### Problem requirements
Give the data again exactly as written, skipping any pictures.

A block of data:
_____

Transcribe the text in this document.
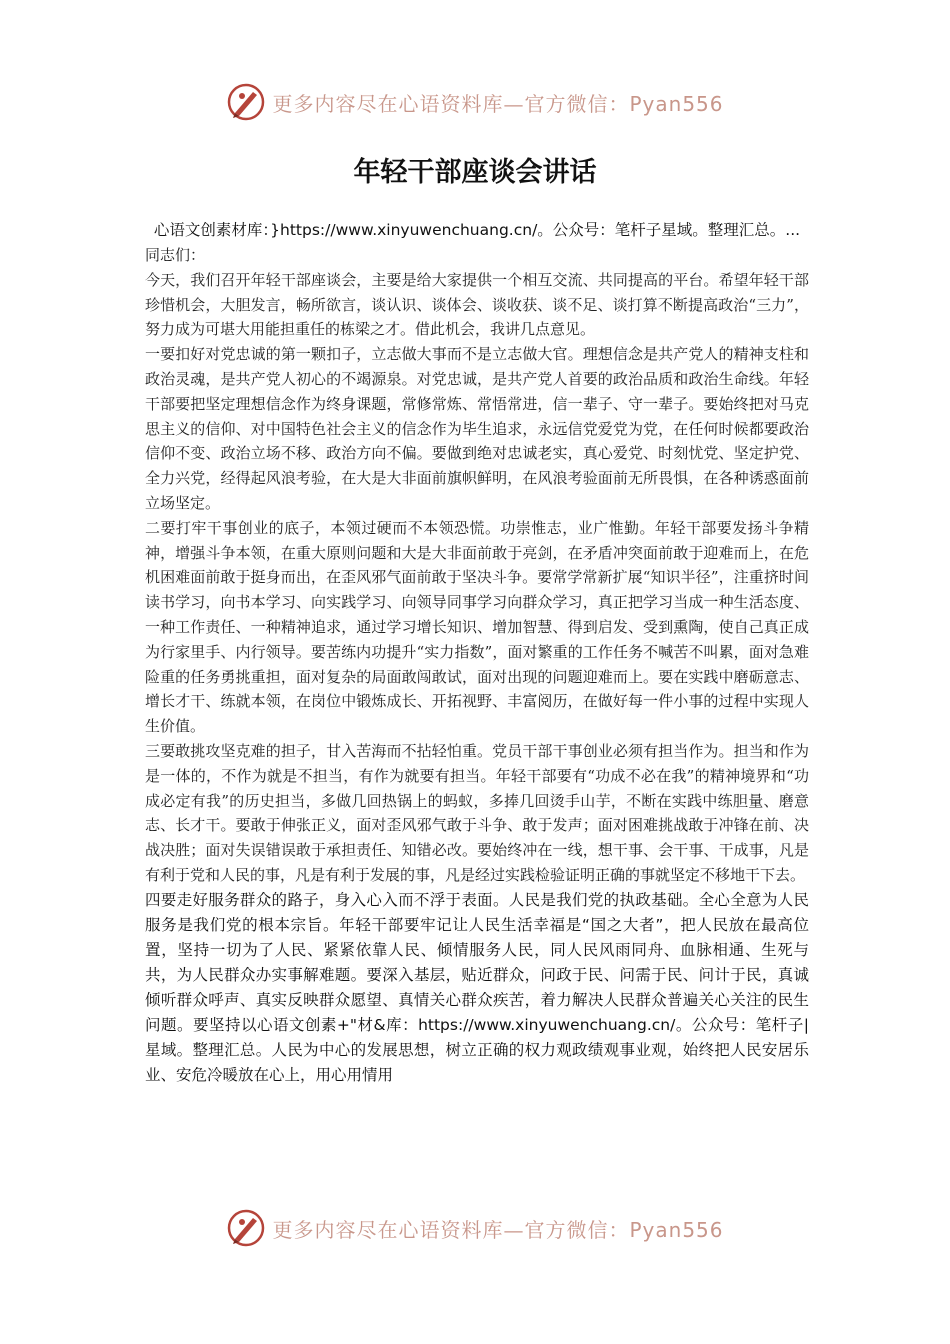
更多内容尽在心语资料库—官方微信：Pyan556
年轻干部座谈会讲话
心语文创素材库：}https://www.xinyuwenchuang.cn/。公众号：笔杆子星域。整理汇总。...

同志们：

今天，我们召开年轻干部座谈会，主要是给大家提供一个相互交流、共同提高的平台。希望年轻干部珍惜机会，大胆发言，畅所欲言，谈认识、谈体会、谈收获、谈不足、谈打算不断提高政治“三力”，努力成为可堪大用能担重任的栋梁之才。借此机会，我讲几点意见。

一要扣好对党忠诚的第一颗扣子，立志做大事而不是立志做大官。理想信念是共产党人的精神支柱和政治灵魂，是共产党人初心的不竭源泉。对党忠诚，是共产党人首要的政治品质和政治生命线。年轻干部要把坚定理想信念作为终身课题，常修常炼、常悟常进，信一辈子、守一辈子。要始终把对马克思主义的信仰、对中国特色社会主义的信念作为毕生追求，永远信党爱党为党，在任何时候都要政治信仰不变、政治立场不移、政治方向不偏。要做到绝对忠诚老实，真心爱党、时刻忧党、坚定护党、全力兴党，经得起风浪考验，在大是大非面前旗帜鲜明，在风浪考验面前无所畏惧，在各种诱惑面前立场坚定。

二要打牢干事创业的底子，本领过硬而不本领恐慌。功崇惟志，业广惟勤。年轻干部要发扬斗争精神，增强斗争本领，在重大原则问题和大是大非面前敢于亮剑，在矛盾冲突面前敢于迎难而上，在危机困难面前敢于挺身而出，在歪风邪气面前敢于坚决斗争。要常学常新扩展“知识半径”，注重挤时间读书学习，向书本学习、向实践学习、向领导同事学习向群众学习，真正把学习当成一种生活态度、一种工作责任、一种精神追求，通过学习增长知识、增加智慧、得到启发、受到熏陶，使自己真正成为行家里手、内行领导。要苦练内功提升“实力指数”，面对繁重的工作任务不喊苦不叫累，面对急难险重的任务勇挑重担，面对复杂的局面敢闯敢试，面对出现的问题迎难而上。要在实践中磨砺意志、增长才干、练就本领，在岗位中锻炼成长、开拓视野、丰富阅历，在做好每一件小事的过程中实现人生价值。

三要敢挑攻坚克难的担子，甘入苦海而不拈轻怕重。党员干部干事创业必须有担当作为。担当和作为是一体的，不作为就是不担当，有作为就要有担当。年轻干部要有“功成不必在我”的精神境界和“功成必定有我”的历史担当，多做几回热锅上的蚂蚁，多捧几回烫手山芋，不断在实践中练胆量、磨意志、长才干。要敢于伸张正义，面对歪风邪气敢于斗争、敢于发声；面对困难挑战敢于冲锋在前、决战决胜；面对失误错误敢于承担责任、知错必改。要始终冲在一线，想干事、会干事、干成事，凡是有利于党和人民的事，凡是有利于发展的事，凡是经过实践检验证明正确的事就坚定不移地干下去。

四要走好服务群众的路子，身入心入而不浮于表面。人民是我们党的执政基础。全心全意为人民服务是我们党的根本宗旨。年轻干部要牢记让人民生活幸福是“国之大者”，把人民放在最高位置，坚持一切为了人民、紧紧依靠人民、倾情服务人民，同人民风雨同舟、血脉相通、生死与共，为人民群众办实事解难题。要深入基层，贴近群众，问政于民、问需于民、问计于民，真诚倾听群众呼声、真实反映群众愿望、真情关心群众疾苦，着力解决人民群众普遍关心关注的民生问题。要坚持以心语文创素+"材&库：https://www.xinyuwenchuang.cn/。公众号：笔杆子|星域。整理汇总。人民为中心的发展思想，树立正确的权力观政绩观事业观，始终把人民安居乐业、安危冷暖放在心上，用心用情用

更多内容尽在心语资料库—官方微信：Pyan556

_____

### Solution to the exercise
Transcribe the text in this document.
更多内容尽在心语资料库—官方微信：Pyan556
年轻干部座谈会讲话
心语文创素材库：}https://www.xinyuwenchuang.cn/。公众号：笔杆子星域。整理汇总。...

同志们：

今天，我们召开年轻干部座谈会，主要是给大家提供一个相互交流、共同提高的平台。希望年轻干部珍惜机会，大胆发言，畅所欲言，谈认识、谈体会、谈收获、谈不足、谈打算不断提高政治“三力”，努力成为可堪大用能担重任的栋梁之才。借此机会，我讲几点意见。

一要扣好对党忠诚的第一颗扣子，立志做大事而不是立志做大官。理想信念是共产党人的精神支柱和政治灵魂，是共产党人初心的不竭源泉。对党忠诚，是共产党人首要的政治品质和政治生命线。年轻干部要把坚定理想信念作为终身课题，常修常炼、常悟常进，信一辈子、守一辈子。要始终把对马克思主义的信仰、对中国特色社会主义的信念作为毕生追求，永远信党爱党为党，在任何时候都要政治信仰不变、政治立场不移、政治方向不偏。要做到绝对忠诚老实，真心爱党、时刻忧党、坚定护党、全力兴党，经得起风浪考验，在大是大非面前旗帜鲜明，在风浪考验面前无所畏惧，在各种诱惑面前立场坚定。

二要打牢干事创业的底子，本领过硬而不本领恐慌。功崇惟志，业广惟勤。年轻干部要发扬斗争精神，增强斗争本领，在重大原则问题和大是大非面前敢于亮剑，在矛盾冲突面前敢于迎难而上，在危机困难面前敢于挺身而出，在歪风邪气面前敢于坚决斗争。要常学常新扩展“知识半径”，注重挤时间读书学习，向书本学习、向实践学习、向领导同事学习向群众学习，真正把学习当成一种生活态度、一种工作责任、一种精神追求，通过学习增长知识、增加智慧、得到启发、受到熏陶，使自己真正成为行家里手、内行领导。要苦练内功提升“实力指数”，面对繁重的工作任务不喊苦不叫累，面对急难险重的任务勇挑重担，面对复杂的局面敢闯敢试，面对出现的问题迎难而上。要在实践中磨砺意志、增长才干、练就本领，在岗位中锻炼成长、开拓视野、丰富阅历，在做好每一件小事的过程中实现人生价值。

三要敢挑攻坚克难的担子，甘入苦海而不拈轻怕重。党员干部干事创业必须有担当作为。担当和作为是一体的，不作为就是不担当，有作为就要有担当。年轻干部要有“功成不必在我”的精神境界和“功成必定有我”的历史担当，多做几回热锅上的蚂蚁，多捧几回烫手山芋，不断在实践中练胆量、磨意志、长才干。要敢于伸张正义，面对歪风邪气敢于斗争、敢于发声；面对困难挑战敢于冲锋在前、决战决胜；面对失误错误敢于承担责任、知错必改。要始终冲在一线，想干事、会干事、干成事，凡是有利于党和人民的事，凡是有利于发展的事，凡是经过实践检验证明正确的事就坚定不移地干下去。

四要走好服务群众的路子，身入心入而不浮于表面。人民是我们党的执政基础。全心全意为人民服务是我们党的根本宗旨。年轻干部要牢记让人民生活幸福是“国之大者”，把人民放在最高位置，坚持一切为了人民、紧紧依靠人民、倾情服务人民，同人民风雨同舟、血脉相通、生死与共，为人民群众办实事解难题。要深入基层，贴近群众，问政于民、问需于民、问计于民，真诚倾听群众呼声、真实反映群众愿望、真情关心群众疾苦，着力解决人民群众普遍关心关注的民生问题。要坚持以心语文创素+"材&库：https://www.xinyuwenchuang.cn/。公众号：笔杆子|星域。整理汇总。人民为中心的发展思想，树立正确的权力观政绩观事业观，始终把人民安居乐业、安危冷暖放在心上，用心用情用

更多内容尽在心语资料库—官方微信：Pyan556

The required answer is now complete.